» Selbst ausprobieren
Gib aus dem Bericht über den Touristenmord im Jemen den Teil wieder, der mit den Worten „Touristenmord im Jemen:Blutfehde“ anfängt und mit „Tatorts unterwegs war.“ schließt, und tausche dabei „Bluttat“ gegen „Gewalttat“ aus.

Touristenmord im Jemen:Blutfehde oder Terrorakt?

Monatelang schien es friedlich, jetzt kam es ausgerechnet in einer eher ruhigen Gegend des Jemen zu einer Bluttat: Zwei belgische Touristen wurden ermordet. Ein Bericht von Christian Schreiber, der gerade nahe des Tatorts unterwegs war.

Am Freitag wurden zwei belgische Touristinnen und zwei einheimische Fahrer in der Region Hadramaut im Osten des Landes in ihren Autos erschossen. Ein weiterer Belgier und zwei Jemeniten erlitten Verletzungen. Die Leichen der belgischen Touristinnen wurden am Wochenende in ihre Heimat überführt.

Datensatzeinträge

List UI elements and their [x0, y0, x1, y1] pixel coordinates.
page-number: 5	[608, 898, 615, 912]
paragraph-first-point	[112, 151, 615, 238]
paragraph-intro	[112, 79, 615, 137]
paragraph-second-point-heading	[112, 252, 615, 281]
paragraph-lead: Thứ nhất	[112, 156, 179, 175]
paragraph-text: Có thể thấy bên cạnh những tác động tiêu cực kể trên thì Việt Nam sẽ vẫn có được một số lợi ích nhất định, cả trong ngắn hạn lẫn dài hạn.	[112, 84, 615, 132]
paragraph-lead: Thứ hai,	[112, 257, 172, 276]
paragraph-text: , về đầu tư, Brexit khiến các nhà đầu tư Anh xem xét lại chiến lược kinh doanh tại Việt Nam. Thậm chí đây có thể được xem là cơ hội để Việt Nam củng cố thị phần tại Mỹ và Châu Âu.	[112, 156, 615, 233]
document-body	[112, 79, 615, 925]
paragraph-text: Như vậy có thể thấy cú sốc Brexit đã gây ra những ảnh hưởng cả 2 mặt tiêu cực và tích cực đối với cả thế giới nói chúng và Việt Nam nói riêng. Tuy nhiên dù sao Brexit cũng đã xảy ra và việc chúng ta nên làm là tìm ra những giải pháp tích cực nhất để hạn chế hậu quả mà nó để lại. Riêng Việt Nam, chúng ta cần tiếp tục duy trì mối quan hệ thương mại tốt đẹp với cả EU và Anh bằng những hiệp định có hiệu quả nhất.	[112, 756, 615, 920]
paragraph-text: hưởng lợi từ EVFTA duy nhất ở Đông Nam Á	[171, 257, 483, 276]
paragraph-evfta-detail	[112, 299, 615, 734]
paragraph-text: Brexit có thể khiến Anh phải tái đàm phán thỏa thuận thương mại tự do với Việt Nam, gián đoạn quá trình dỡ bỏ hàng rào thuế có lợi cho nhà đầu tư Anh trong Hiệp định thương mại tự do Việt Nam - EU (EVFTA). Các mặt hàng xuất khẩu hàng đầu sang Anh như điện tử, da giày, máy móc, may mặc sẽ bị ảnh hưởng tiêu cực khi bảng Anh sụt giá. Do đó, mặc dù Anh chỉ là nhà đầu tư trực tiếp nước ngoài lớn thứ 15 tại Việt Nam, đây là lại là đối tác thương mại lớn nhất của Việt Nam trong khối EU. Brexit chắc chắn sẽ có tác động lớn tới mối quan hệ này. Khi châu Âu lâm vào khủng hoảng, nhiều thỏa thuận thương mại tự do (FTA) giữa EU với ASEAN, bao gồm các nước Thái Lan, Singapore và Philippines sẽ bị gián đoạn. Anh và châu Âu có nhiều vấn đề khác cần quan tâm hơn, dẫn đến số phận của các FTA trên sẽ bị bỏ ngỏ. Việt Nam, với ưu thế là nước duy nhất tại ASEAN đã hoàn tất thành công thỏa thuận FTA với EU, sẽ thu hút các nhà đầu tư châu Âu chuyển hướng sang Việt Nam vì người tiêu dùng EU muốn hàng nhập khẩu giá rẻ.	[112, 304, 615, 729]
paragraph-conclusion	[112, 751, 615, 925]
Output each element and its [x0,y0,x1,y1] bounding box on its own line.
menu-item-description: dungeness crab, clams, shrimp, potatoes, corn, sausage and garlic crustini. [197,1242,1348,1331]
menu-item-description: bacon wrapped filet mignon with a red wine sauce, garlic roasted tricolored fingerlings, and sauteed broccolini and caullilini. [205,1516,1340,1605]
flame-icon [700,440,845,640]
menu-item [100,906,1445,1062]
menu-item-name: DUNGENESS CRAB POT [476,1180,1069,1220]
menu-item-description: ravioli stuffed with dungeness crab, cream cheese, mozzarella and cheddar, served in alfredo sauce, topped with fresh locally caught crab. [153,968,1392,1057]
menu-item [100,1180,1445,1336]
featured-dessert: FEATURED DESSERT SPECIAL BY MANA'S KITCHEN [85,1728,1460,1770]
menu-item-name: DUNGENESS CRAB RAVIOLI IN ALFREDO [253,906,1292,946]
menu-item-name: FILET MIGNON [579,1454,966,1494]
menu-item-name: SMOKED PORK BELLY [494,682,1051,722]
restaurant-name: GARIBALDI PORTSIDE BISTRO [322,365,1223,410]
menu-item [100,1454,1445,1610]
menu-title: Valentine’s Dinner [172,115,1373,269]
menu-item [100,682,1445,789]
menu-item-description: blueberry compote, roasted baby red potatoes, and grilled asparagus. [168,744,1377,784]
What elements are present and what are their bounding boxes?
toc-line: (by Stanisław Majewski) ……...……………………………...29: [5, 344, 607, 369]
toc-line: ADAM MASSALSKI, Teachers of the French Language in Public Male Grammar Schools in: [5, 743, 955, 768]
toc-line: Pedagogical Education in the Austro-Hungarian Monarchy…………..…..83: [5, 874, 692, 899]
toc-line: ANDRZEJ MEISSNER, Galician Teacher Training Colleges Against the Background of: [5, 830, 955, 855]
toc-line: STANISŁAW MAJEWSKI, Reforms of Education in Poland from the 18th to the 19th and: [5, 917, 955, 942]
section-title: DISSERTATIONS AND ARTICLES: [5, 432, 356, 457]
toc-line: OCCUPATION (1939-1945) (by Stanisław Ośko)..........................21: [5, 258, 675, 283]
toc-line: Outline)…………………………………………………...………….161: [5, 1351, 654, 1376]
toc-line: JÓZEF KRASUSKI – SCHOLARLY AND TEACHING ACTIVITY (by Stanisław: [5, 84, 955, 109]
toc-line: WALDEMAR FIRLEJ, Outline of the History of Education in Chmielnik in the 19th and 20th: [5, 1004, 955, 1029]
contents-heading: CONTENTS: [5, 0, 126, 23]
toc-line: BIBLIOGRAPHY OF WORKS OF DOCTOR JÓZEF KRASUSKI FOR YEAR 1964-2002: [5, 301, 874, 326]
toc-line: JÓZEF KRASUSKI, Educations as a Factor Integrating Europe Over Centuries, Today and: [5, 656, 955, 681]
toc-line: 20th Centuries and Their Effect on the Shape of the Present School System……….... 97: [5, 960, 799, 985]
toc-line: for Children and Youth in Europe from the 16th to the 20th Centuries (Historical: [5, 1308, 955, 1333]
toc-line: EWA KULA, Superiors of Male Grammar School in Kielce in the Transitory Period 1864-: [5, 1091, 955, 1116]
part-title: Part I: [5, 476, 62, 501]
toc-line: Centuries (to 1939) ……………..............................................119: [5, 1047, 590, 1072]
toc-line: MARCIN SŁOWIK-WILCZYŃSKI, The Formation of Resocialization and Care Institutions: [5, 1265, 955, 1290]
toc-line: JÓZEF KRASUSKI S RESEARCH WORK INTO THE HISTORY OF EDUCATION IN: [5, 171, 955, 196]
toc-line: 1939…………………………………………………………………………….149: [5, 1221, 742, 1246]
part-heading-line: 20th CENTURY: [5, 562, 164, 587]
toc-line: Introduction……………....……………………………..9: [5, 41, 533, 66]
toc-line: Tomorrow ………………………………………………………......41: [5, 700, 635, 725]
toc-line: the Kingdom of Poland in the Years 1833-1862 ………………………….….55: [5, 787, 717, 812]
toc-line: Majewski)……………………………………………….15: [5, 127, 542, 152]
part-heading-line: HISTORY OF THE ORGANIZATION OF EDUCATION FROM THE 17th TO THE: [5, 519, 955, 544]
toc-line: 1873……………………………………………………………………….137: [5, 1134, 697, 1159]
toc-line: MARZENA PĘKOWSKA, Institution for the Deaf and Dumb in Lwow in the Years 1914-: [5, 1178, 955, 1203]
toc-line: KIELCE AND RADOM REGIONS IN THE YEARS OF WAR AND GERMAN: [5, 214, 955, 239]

» Lösung der Aufgabe
Touristenmord im Jemen:Blutfehde oder Terrorakt?

Monatelang schien es friedlich, jetzt kam es ausgerechnet in einer eher ruhigen Gegend des Jemen zu einer Gewalttat: Zwei belgische Touristen wurden ermordet. Ein Bericht von Christian Schreiber, der gerade nahe des Tatorts unterwegs war.